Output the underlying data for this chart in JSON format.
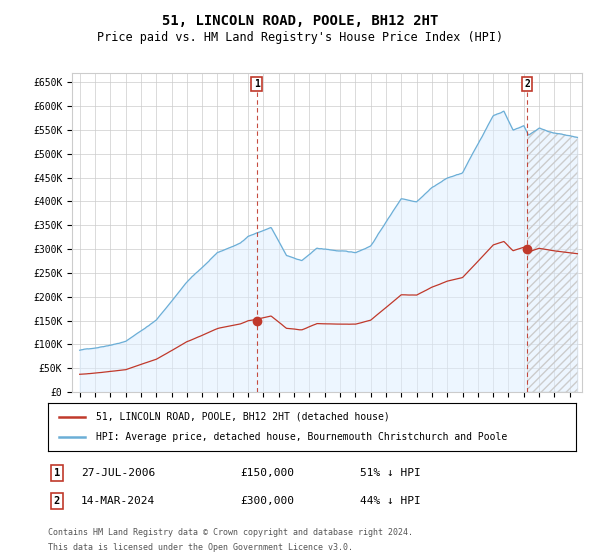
{
  "title": "51, LINCOLN ROAD, POOLE, BH12 2HT",
  "subtitle": "Price paid vs. HM Land Registry's House Price Index (HPI)",
  "ylabel_ticks": [
    "£0",
    "£50K",
    "£100K",
    "£150K",
    "£200K",
    "£250K",
    "£300K",
    "£350K",
    "£400K",
    "£450K",
    "£500K",
    "£550K",
    "£600K",
    "£650K"
  ],
  "ytick_values": [
    0,
    50000,
    100000,
    150000,
    200000,
    250000,
    300000,
    350000,
    400000,
    450000,
    500000,
    550000,
    600000,
    650000
  ],
  "ylim": [
    0,
    670000
  ],
  "hpi_color": "#6baed6",
  "price_color": "#c0392b",
  "transaction1_x": 2006.57,
  "transaction1_y": 150000,
  "transaction2_x": 2024.21,
  "transaction2_y": 300000,
  "legend_label_red": "51, LINCOLN ROAD, POOLE, BH12 2HT (detached house)",
  "legend_label_blue": "HPI: Average price, detached house, Bournemouth Christchurch and Poole",
  "footnote1": "Contains HM Land Registry data © Crown copyright and database right 2024.",
  "footnote2": "This data is licensed under the Open Government Licence v3.0.",
  "background_color": "#ffffff",
  "grid_color": "#cccccc",
  "hpi_fill_color": "#ddeeff",
  "hatch_color": "#cccccc",
  "xlim_left": 1994.5,
  "xlim_right": 2027.8
}
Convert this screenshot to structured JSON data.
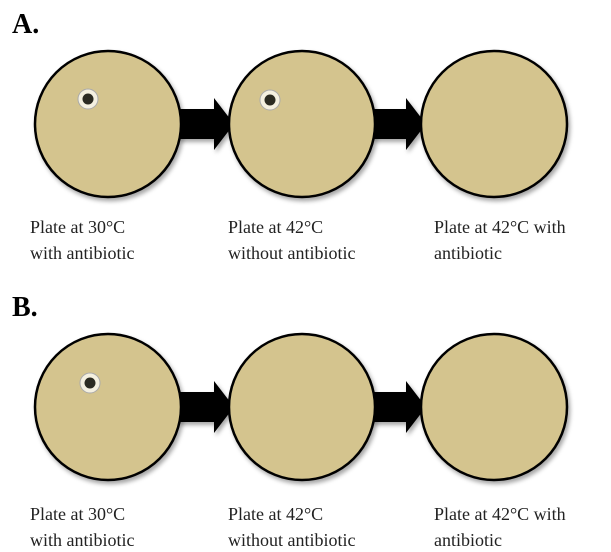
{
  "panels": [
    {
      "label": "A.",
      "plates": [
        {
          "caption": [
            "Plate at 30°C",
            "with antibiotic"
          ]
        },
        {
          "caption": [
            "Plate at 42°C",
            "without antibiotic"
          ]
        },
        {
          "caption": [
            "Plate at 42°C with",
            "antibiotic"
          ]
        }
      ]
    },
    {
      "label": "B.",
      "plates": [
        {
          "caption": [
            "Plate at 30°C",
            "with antibiotic"
          ]
        },
        {
          "caption": [
            "Plate at 42°C",
            "without antibiotic"
          ]
        },
        {
          "caption": [
            "Plate at 42°C with",
            "antibiotic"
          ]
        }
      ]
    }
  ]
}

● **Given exercise**
Every line above should be repeated exactly; pictures stay out of the copy.

● **Result below**
Output the underlying data for this chart in JSON format.
{
  "title": "51, LINCOLN ROAD, POOLE, BH12 2HT",
  "subtitle": "Price paid vs. HM Land Registry's House Price Index (HPI)",
  "ylabel_ticks": [
    "£0",
    "£50K",
    "£100K",
    "£150K",
    "£200K",
    "£250K",
    "£300K",
    "£350K",
    "£400K",
    "£450K",
    "£500K",
    "£550K",
    "£600K",
    "£650K"
  ],
  "ytick_values": [
    0,
    50000,
    100000,
    150000,
    200000,
    250000,
    300000,
    350000,
    400000,
    450000,
    500000,
    550000,
    600000,
    650000
  ],
  "ylim": [
    0,
    670000
  ],
  "hpi_color": "#6baed6",
  "price_color": "#c0392b",
  "transaction1_x": 2006.57,
  "transaction1_y": 150000,
  "transaction2_x": 2024.21,
  "transaction2_y": 300000,
  "legend_label_red": "51, LINCOLN ROAD, POOLE, BH12 2HT (detached house)",
  "legend_label_blue": "HPI: Average price, detached house, Bournemouth Christchurch and Poole",
  "footnote1": "Contains HM Land Registry data © Crown copyright and database right 2024.",
  "footnote2": "This data is licensed under the Open Government Licence v3.0.",
  "background_color": "#ffffff",
  "grid_color": "#cccccc",
  "hpi_fill_color": "#ddeeff",
  "hatch_color": "#cccccc",
  "xlim_left": 1994.5,
  "xlim_right": 2027.8
}
Convert this screenshot to structured JSON data.
{
  "panels": [
    {
      "label": "A.",
      "plates": [
        {
          "caption": [
            "Plate at 30°C",
            "with antibiotic"
          ]
        },
        {
          "caption": [
            "Plate at 42°C",
            "without antibiotic"
          ]
        },
        {
          "caption": [
            "Plate at 42°C with",
            "antibiotic"
          ]
        }
      ]
    },
    {
      "label": "B.",
      "plates": [
        {
          "caption": [
            "Plate at 30°C",
            "with antibiotic"
          ]
        },
        {
          "caption": [
            "Plate at 42°C",
            "without antibiotic"
          ]
        },
        {
          "caption": [
            "Plate at 42°C with",
            "antibiotic"
          ]
        }
      ]
    }
  ]
}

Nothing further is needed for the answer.